* **WORK TO DO**
• a. According to the passage on cash distributions, what minimum quarterly distribution are common unitholders entitled to receive?
• b. Summarize the passage on cash distributions in two sentences.

We may lack sufficient cash to pay distributions to our unitholders due to increases in our general and administrative expenses, principal and interest payments on our outstanding debt, tax expenses, the issuance of additional units (which would require the payment of distributions on those units), working capital requirements and anticipated cash needs.

 

   

While our partnership agreement requires us to distribute all of our available cash, our partnership agreement, including provisions requiring us to make cash distributions, may be amended. Our partnership agreement can be amended with the approval of a majority of the outstanding common units, voting as a class (including common units held by affiliates of our General Partner).

Minimum Quarterly Distribution

Common unitholders are entitled under our partnership agreement to receive a minimum quarterly distribution of $0.4125 per unit, or $1.6500 per year, to the extent we have sufficient cash from our operations after establishment of cash reserves and payment of fees and expenses, including payments to our General Partner. Our General Partner has the authority to determine the amount of our available cash for any quarter. This determination must be made in good faith. There is no guarantee that we will pay the minimum quarterly distribution on the common units in any quarter, and we will be prohibited from making any distributions to unitholders if it would cause an event of default, or an event of default exists, under our credit agreements.

Our cash distributions were $0.6300 per unit in 2011, increased to $0.6750 per unit effective for the second quarter of 2012, increased to $0.6918 effective for the first quarter of 2014 and further increased to $0.7000 effective for the first quarter of 2015.

* **SOURCE DATA**
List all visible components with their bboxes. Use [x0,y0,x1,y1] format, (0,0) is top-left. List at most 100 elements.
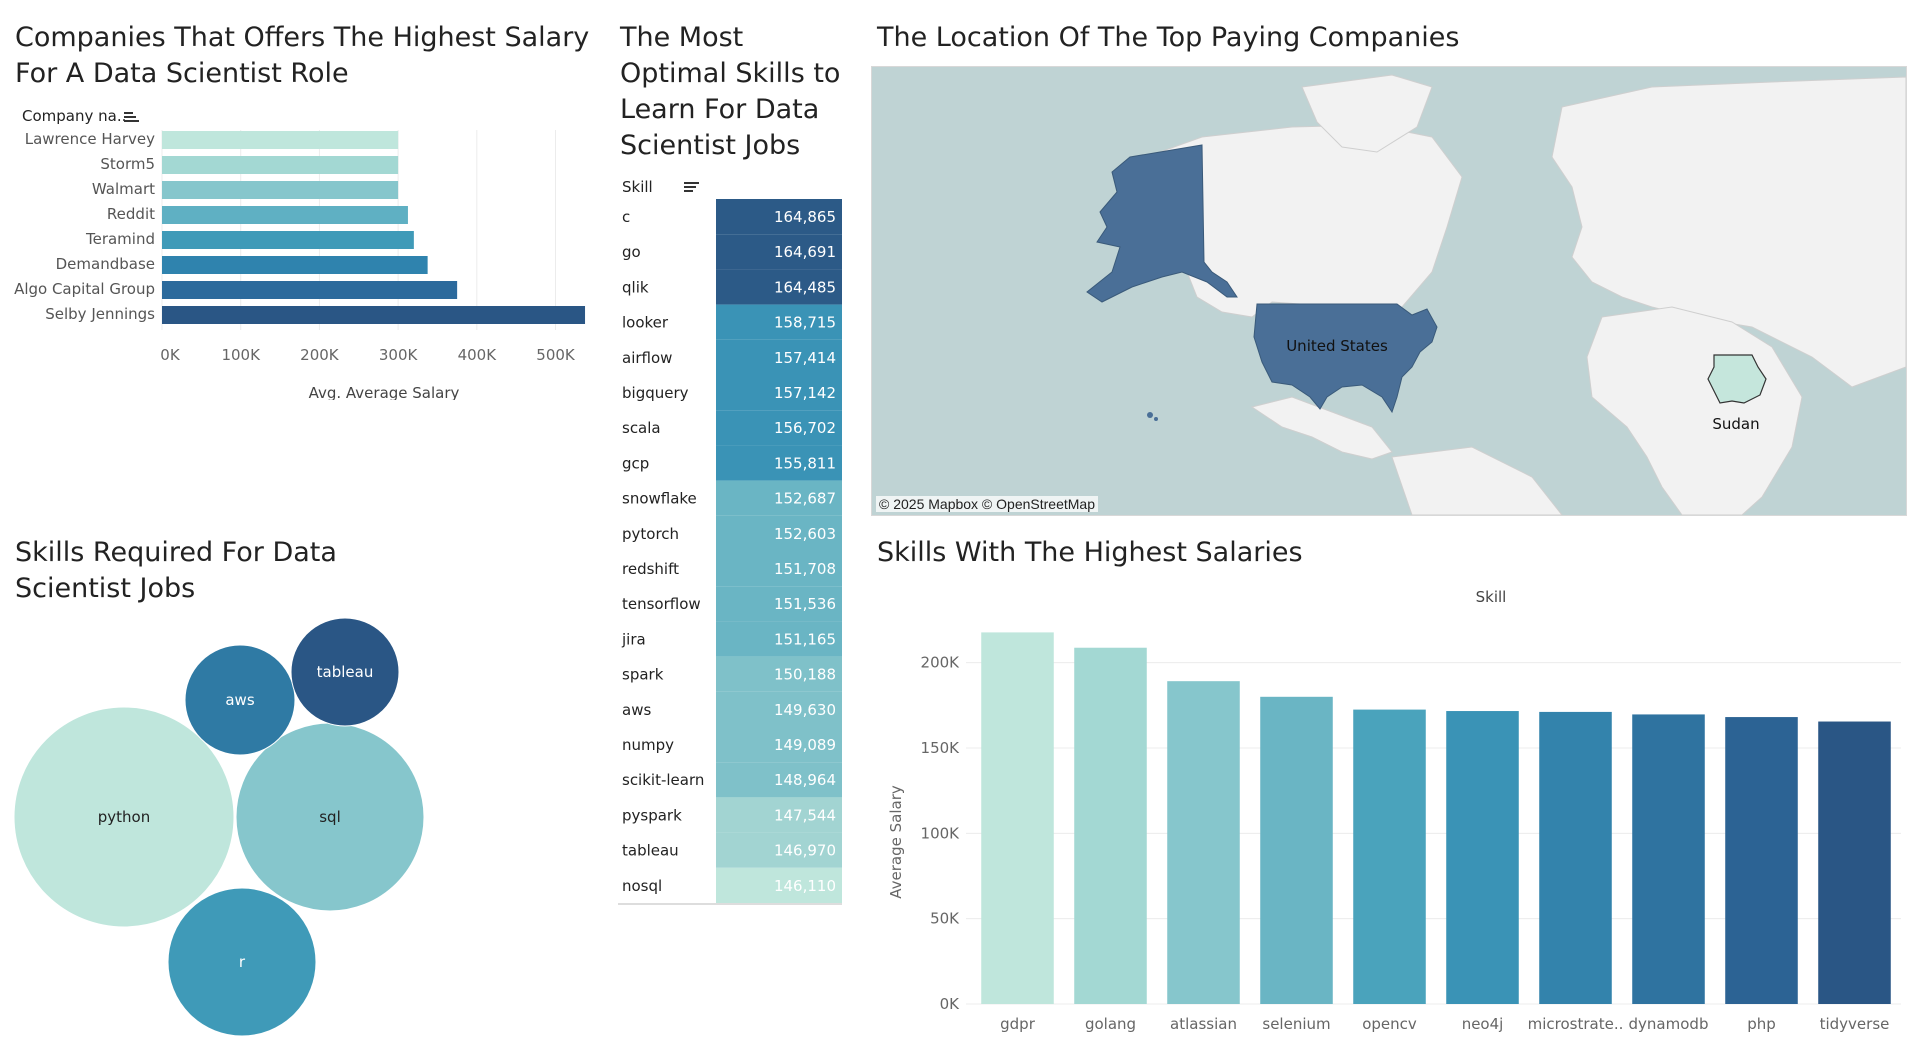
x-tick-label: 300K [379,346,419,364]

* **SOLUTIONS TO EACH TASK**
• a. $0.4125 per unit, or $1.6500 per year.

• b. The partnership agreement requires distributing all available cash and entitles common unitholders to a minimum quarterly distribution of $0.4125 per unit. However, the agreement can be amended by a majority of outstanding common units, payment is not guaranteed, and distributions rose from $0.6300 per unit in 2011 to $0.7000 effective for the first quarter of 2015.